──────── MATERIAL SUPPLIED

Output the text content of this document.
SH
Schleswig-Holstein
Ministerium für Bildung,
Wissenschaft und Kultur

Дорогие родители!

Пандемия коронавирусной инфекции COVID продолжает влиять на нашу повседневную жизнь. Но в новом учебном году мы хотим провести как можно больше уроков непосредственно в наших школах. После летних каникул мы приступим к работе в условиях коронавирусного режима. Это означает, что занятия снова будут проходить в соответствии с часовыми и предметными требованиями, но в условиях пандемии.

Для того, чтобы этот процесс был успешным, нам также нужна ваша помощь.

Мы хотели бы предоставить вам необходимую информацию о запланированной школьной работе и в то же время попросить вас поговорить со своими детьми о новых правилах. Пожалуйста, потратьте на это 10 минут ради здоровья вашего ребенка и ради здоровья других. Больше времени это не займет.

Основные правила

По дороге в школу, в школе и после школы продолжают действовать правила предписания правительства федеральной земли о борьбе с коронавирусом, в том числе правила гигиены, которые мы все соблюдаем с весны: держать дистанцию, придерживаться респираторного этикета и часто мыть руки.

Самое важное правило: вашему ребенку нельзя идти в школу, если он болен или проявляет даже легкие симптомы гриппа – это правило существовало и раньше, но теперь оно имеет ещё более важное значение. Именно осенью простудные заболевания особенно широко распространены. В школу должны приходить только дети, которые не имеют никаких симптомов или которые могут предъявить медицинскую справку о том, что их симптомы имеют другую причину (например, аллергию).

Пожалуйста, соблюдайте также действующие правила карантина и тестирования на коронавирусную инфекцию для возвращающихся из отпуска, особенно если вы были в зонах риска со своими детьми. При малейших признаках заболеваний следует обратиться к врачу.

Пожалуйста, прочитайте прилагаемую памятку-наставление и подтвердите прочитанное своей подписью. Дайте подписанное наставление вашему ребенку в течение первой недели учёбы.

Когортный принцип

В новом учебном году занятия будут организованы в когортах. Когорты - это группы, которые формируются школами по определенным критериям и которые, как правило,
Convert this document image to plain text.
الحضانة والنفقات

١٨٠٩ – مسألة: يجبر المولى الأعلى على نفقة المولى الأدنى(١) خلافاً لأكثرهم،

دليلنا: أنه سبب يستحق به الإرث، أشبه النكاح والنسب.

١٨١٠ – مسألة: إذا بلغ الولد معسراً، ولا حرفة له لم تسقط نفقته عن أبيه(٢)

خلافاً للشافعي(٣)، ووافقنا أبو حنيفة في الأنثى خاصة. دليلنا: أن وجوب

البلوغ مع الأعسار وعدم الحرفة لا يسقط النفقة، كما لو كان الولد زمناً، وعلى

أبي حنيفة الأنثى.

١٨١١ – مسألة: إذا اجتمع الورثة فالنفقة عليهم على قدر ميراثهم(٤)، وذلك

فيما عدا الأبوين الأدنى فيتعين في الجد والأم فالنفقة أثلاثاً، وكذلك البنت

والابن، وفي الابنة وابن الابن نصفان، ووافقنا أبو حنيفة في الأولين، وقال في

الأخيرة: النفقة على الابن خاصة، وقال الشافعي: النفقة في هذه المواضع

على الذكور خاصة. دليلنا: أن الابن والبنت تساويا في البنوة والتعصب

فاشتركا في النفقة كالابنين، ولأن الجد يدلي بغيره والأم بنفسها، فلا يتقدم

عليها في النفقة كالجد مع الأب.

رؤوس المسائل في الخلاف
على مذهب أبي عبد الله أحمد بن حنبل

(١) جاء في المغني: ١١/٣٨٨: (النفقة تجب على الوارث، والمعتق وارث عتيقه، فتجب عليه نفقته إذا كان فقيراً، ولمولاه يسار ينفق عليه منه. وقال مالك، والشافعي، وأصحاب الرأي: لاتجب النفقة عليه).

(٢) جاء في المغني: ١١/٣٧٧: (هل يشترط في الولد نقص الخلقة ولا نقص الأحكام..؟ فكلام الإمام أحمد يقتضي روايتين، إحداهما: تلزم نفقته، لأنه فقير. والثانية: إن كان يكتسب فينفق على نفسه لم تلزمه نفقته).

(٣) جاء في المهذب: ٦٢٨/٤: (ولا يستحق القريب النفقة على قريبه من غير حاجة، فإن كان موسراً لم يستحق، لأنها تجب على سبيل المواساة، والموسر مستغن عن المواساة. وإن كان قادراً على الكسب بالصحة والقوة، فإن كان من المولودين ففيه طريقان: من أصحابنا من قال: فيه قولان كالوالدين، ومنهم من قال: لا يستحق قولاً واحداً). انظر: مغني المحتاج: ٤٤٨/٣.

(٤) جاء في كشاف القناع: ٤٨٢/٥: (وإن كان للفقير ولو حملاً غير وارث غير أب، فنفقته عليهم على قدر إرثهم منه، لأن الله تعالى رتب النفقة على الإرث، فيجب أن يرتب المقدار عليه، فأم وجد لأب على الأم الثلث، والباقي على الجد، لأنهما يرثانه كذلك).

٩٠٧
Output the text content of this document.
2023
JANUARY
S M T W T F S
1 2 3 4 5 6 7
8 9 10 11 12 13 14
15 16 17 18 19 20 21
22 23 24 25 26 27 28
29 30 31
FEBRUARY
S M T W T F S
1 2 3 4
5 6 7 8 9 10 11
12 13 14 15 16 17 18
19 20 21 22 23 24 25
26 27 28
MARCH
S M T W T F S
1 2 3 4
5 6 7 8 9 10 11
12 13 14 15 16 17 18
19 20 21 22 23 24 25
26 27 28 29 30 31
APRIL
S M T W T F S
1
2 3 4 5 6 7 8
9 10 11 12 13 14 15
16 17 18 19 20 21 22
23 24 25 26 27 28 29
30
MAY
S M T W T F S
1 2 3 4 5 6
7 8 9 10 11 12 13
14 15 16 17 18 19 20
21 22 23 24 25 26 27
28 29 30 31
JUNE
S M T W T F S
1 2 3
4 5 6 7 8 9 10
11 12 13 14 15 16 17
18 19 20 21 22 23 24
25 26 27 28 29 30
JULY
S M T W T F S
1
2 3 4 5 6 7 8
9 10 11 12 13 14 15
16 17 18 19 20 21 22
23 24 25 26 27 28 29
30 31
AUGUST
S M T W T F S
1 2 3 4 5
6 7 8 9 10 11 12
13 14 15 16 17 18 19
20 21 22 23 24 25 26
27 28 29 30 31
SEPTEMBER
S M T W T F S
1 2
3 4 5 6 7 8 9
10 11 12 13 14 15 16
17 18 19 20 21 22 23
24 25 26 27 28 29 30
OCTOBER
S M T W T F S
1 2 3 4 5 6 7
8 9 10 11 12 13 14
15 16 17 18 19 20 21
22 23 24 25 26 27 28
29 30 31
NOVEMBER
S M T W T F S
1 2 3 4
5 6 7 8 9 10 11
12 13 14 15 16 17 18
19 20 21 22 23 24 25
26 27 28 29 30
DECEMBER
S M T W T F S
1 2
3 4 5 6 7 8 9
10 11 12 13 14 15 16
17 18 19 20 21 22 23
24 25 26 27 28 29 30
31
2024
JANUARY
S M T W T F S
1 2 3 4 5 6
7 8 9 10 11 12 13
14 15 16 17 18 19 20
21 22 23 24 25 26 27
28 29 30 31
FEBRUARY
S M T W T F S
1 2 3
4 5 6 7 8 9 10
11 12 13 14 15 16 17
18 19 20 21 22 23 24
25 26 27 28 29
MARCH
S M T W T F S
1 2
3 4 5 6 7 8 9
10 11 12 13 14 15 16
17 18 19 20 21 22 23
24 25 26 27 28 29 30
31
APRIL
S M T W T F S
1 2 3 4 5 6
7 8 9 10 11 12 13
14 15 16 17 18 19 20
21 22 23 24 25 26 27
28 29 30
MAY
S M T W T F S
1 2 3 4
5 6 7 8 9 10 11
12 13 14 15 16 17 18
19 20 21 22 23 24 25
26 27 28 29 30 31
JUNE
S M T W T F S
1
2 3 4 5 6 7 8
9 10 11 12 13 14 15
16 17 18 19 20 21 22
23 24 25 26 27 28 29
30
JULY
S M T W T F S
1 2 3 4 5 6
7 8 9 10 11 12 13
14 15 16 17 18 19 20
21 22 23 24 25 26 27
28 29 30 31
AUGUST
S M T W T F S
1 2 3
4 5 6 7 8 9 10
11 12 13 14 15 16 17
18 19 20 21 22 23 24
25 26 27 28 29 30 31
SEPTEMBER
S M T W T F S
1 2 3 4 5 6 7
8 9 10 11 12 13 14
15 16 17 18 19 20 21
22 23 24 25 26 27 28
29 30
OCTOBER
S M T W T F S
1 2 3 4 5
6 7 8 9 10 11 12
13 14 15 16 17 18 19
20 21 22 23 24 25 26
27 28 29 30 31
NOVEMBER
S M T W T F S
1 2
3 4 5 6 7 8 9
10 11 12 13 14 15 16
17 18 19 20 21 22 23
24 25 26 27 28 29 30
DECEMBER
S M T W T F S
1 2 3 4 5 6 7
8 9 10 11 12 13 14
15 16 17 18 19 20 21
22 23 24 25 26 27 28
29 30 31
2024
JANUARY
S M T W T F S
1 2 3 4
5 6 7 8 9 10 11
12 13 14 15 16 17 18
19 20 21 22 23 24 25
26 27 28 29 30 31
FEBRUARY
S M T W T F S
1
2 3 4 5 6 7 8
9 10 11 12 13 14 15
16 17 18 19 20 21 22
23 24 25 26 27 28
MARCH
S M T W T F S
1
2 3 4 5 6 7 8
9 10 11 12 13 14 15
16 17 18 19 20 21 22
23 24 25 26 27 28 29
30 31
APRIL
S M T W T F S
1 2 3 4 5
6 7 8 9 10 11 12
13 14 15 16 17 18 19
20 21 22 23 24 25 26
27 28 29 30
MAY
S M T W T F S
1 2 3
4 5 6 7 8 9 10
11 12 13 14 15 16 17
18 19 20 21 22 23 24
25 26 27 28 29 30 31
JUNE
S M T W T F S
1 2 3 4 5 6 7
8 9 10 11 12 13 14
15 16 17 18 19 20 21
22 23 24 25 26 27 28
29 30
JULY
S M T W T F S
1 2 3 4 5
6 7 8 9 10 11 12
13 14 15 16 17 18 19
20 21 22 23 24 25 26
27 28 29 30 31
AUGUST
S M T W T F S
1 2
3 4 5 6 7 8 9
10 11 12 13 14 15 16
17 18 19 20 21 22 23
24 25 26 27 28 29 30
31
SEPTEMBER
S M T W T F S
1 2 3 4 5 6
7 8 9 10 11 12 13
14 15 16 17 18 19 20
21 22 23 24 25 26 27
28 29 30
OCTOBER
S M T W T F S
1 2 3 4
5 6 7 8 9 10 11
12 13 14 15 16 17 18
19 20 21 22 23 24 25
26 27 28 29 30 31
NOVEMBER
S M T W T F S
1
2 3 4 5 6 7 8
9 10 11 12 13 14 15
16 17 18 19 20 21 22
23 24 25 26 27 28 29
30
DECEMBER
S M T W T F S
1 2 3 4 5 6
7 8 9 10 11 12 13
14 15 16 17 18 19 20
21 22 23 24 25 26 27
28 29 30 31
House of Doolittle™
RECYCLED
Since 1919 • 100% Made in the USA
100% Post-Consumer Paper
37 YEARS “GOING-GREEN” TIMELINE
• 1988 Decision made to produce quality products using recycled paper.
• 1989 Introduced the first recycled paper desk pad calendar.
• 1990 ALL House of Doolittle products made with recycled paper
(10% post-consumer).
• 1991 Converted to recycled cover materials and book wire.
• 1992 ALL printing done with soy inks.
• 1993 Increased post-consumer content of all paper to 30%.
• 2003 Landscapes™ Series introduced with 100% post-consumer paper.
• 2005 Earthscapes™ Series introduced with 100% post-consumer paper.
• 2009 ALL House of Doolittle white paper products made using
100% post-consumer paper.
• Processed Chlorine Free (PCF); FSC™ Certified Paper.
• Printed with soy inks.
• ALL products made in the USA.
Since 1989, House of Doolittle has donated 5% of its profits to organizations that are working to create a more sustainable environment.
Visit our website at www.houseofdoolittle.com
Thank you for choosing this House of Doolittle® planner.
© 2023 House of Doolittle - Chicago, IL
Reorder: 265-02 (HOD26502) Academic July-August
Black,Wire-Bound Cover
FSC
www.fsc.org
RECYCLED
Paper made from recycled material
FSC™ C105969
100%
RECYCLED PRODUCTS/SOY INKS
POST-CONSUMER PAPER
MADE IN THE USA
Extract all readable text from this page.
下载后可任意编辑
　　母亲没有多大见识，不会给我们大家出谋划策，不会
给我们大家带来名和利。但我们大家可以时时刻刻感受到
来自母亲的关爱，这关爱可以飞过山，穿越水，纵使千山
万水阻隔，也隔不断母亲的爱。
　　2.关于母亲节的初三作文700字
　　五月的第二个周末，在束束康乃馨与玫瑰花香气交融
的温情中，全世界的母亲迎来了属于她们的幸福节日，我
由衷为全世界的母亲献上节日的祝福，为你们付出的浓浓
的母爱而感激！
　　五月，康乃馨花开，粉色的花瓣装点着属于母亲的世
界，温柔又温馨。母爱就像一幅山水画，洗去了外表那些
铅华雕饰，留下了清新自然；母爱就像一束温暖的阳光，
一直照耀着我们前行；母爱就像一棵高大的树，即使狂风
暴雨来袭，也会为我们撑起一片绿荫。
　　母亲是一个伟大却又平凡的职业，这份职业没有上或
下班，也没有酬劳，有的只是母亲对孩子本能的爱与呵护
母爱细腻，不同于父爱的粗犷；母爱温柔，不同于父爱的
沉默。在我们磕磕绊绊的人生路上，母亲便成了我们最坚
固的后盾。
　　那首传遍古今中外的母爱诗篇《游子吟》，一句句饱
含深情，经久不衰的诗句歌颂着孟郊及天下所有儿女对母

────────────────

» **WHAT THE TASK REQUIRES**
In the records above, how many lines contain the string "новом"? State that number only.

» **SOLVED PROBLEM**
2